--- THE EXERCISE ---
Gather the lines from the material that contain "Circuit".

--- INPUT MATERIAL ---
-- START --
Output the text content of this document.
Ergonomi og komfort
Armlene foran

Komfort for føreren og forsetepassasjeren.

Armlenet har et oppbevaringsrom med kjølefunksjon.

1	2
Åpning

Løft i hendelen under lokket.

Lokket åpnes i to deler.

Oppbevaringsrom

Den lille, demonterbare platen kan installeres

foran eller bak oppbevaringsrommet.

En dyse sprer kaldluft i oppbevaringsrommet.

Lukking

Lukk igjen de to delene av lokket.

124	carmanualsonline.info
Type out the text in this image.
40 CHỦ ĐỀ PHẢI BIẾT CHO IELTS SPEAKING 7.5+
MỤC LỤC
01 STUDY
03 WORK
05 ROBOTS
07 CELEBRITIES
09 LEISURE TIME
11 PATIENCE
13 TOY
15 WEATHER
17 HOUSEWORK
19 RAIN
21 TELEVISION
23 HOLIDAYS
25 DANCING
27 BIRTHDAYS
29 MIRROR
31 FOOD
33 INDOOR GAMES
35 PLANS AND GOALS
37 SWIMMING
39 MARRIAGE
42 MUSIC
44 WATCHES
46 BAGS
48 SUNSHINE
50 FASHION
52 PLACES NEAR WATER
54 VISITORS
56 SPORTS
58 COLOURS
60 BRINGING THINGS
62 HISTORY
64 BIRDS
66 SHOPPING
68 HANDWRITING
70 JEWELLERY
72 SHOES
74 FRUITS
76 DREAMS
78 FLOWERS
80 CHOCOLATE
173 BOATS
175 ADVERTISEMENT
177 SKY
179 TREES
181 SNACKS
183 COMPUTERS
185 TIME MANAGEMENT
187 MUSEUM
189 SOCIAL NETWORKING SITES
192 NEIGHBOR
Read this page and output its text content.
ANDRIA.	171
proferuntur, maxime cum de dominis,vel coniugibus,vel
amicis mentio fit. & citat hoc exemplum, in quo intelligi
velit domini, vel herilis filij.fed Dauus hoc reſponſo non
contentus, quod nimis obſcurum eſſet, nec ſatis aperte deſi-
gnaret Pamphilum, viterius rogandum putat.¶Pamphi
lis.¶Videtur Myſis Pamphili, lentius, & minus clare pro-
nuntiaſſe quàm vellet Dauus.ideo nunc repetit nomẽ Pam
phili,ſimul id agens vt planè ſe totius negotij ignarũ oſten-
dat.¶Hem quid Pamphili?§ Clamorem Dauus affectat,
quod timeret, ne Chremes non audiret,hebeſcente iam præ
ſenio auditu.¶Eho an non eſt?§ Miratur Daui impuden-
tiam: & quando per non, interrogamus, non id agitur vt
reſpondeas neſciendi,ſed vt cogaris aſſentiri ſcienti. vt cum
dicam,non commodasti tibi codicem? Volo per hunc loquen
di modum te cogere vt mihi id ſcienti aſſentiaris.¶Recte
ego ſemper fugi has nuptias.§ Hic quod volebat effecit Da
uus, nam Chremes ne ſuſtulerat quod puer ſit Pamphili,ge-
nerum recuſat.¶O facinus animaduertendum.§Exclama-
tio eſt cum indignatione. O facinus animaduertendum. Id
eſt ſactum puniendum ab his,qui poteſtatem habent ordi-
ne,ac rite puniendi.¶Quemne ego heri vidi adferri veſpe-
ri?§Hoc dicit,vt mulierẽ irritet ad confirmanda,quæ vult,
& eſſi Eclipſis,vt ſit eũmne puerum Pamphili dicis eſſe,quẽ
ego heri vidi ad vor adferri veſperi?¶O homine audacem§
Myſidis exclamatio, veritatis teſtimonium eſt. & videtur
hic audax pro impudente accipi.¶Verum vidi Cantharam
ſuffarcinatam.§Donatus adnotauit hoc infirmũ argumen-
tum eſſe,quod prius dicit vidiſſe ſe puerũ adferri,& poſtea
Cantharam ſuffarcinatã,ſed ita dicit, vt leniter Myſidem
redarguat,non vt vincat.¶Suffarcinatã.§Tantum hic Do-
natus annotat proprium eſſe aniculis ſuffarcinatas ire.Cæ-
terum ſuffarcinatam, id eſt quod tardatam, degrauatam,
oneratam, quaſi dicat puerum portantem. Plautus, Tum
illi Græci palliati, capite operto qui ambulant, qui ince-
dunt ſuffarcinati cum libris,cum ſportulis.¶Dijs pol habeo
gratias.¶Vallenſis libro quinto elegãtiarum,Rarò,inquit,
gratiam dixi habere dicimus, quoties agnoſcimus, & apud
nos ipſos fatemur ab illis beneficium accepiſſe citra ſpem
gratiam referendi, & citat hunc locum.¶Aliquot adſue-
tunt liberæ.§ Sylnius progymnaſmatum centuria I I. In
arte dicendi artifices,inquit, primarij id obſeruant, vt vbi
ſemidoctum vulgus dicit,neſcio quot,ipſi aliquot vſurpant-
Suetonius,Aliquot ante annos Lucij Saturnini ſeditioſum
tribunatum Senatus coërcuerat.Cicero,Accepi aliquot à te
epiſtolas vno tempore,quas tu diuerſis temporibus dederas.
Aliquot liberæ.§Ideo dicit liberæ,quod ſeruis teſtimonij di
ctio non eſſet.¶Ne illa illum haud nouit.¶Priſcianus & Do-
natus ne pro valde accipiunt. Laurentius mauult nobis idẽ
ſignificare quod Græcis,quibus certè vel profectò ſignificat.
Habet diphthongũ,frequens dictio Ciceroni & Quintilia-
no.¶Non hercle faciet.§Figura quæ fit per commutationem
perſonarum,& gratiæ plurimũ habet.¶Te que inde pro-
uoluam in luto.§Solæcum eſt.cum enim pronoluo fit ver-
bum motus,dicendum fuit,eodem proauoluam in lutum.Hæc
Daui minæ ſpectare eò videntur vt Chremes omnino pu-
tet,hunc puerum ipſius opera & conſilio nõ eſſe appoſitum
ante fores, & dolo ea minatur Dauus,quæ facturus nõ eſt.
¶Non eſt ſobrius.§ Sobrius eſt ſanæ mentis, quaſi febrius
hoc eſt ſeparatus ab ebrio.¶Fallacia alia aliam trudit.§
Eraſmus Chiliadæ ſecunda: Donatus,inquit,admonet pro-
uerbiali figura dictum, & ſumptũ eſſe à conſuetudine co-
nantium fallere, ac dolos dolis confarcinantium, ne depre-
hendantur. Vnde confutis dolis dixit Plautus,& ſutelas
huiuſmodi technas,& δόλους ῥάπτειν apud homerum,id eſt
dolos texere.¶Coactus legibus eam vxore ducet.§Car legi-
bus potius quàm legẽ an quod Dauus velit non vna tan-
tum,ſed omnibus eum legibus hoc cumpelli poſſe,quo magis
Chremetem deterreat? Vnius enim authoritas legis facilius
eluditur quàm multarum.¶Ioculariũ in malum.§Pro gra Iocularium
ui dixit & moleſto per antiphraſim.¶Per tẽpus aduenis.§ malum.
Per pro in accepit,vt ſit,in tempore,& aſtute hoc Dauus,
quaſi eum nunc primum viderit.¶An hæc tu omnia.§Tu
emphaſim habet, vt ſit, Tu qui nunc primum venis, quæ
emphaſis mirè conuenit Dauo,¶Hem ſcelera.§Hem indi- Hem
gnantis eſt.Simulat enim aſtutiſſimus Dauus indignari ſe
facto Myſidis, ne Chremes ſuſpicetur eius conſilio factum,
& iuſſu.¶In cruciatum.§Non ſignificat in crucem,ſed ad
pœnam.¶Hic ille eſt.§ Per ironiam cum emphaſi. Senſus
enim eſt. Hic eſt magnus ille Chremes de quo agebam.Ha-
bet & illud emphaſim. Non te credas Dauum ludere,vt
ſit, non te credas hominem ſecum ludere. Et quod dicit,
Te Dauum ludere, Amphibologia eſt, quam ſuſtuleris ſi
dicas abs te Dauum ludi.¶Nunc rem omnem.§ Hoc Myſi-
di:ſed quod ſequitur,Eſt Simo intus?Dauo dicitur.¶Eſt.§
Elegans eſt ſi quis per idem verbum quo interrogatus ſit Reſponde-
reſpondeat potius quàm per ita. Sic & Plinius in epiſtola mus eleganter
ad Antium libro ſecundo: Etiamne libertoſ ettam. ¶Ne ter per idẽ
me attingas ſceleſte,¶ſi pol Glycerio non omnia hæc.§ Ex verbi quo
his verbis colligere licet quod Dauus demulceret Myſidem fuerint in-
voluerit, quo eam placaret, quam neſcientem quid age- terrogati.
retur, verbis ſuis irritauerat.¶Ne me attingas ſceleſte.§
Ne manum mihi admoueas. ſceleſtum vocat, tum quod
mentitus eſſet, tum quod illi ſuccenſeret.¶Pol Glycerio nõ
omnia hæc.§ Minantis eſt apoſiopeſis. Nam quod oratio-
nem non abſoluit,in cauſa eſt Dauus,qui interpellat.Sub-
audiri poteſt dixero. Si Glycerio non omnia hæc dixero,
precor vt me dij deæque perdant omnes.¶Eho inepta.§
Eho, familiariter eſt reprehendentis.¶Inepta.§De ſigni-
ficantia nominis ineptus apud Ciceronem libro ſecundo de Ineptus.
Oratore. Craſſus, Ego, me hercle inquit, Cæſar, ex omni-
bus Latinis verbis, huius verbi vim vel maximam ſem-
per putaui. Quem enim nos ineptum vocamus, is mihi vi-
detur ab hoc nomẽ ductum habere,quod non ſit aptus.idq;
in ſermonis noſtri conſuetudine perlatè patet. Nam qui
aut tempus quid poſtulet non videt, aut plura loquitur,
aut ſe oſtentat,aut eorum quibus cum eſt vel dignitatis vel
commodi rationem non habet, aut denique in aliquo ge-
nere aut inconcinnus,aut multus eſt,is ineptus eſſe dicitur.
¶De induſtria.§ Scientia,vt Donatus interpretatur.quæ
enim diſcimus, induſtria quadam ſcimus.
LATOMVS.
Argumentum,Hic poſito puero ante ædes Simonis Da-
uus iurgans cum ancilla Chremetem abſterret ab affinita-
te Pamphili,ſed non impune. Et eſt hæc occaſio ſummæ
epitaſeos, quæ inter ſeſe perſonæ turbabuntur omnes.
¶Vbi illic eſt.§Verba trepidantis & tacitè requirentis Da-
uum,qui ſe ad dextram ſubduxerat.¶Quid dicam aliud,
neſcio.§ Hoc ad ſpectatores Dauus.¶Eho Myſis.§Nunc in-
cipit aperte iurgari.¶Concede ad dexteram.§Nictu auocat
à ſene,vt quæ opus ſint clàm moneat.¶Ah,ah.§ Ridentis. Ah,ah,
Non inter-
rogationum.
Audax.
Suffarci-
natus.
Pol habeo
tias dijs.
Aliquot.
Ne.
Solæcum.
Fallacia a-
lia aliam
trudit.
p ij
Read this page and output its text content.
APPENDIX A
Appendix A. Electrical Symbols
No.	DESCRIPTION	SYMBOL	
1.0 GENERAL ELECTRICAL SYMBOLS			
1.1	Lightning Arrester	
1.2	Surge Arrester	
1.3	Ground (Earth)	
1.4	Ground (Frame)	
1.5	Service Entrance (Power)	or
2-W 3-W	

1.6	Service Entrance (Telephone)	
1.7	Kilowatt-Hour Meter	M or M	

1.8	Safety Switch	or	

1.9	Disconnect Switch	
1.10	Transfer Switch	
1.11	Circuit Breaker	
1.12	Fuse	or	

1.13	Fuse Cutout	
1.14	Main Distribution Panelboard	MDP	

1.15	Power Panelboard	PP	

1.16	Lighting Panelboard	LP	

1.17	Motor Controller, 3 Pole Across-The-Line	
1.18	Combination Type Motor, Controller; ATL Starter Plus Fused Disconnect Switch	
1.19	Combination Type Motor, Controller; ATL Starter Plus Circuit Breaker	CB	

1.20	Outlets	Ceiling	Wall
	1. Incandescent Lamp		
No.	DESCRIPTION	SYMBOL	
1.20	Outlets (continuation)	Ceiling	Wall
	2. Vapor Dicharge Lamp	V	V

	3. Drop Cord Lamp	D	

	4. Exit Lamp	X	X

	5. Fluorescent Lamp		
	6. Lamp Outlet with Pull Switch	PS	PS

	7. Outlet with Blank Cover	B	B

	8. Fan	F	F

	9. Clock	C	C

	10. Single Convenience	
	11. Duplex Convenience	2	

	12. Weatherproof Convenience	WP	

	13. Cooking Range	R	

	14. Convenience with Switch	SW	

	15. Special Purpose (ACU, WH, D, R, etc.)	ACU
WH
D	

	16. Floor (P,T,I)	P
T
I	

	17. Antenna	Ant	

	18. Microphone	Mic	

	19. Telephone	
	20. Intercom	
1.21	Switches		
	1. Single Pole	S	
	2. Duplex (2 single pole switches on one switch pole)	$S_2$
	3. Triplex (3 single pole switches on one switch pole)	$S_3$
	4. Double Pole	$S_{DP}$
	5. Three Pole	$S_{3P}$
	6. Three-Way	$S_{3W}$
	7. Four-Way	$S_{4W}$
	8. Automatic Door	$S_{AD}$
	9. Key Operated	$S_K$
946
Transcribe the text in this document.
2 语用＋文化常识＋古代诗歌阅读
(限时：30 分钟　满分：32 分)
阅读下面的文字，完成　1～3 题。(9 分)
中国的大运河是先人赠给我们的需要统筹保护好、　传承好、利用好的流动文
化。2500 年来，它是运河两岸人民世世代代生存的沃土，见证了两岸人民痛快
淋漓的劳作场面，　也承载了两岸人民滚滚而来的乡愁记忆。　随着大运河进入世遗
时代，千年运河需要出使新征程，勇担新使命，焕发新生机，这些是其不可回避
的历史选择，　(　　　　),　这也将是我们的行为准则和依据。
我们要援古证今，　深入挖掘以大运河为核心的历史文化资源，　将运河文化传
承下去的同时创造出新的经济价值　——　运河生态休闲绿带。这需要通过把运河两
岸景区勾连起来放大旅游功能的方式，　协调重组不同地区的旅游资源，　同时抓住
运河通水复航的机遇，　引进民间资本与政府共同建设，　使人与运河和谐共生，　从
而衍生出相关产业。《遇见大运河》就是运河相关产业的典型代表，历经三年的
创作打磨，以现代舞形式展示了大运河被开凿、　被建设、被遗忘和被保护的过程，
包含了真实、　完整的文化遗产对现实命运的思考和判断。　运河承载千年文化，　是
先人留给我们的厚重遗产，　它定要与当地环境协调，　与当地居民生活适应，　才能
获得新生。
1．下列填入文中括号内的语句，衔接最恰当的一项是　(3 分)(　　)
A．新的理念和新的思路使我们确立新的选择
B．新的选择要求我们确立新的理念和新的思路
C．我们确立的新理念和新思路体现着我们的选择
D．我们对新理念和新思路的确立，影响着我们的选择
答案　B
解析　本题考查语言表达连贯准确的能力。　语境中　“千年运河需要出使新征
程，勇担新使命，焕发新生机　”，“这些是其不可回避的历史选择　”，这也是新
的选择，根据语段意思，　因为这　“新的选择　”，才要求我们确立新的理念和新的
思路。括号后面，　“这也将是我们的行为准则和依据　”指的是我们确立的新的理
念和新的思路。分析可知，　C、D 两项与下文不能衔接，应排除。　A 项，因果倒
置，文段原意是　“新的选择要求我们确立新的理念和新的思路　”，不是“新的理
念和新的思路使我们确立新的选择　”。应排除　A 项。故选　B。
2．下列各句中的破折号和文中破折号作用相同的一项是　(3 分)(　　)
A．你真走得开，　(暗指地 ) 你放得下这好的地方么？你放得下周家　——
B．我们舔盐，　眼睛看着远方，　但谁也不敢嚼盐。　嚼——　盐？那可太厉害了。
-- END --
--- WRITTEN ANSWER ---
1.11	Circuit Breaker	
1.19	Combination Type Motor, Controller; ATL Starter Plus Circuit Breaker	CB	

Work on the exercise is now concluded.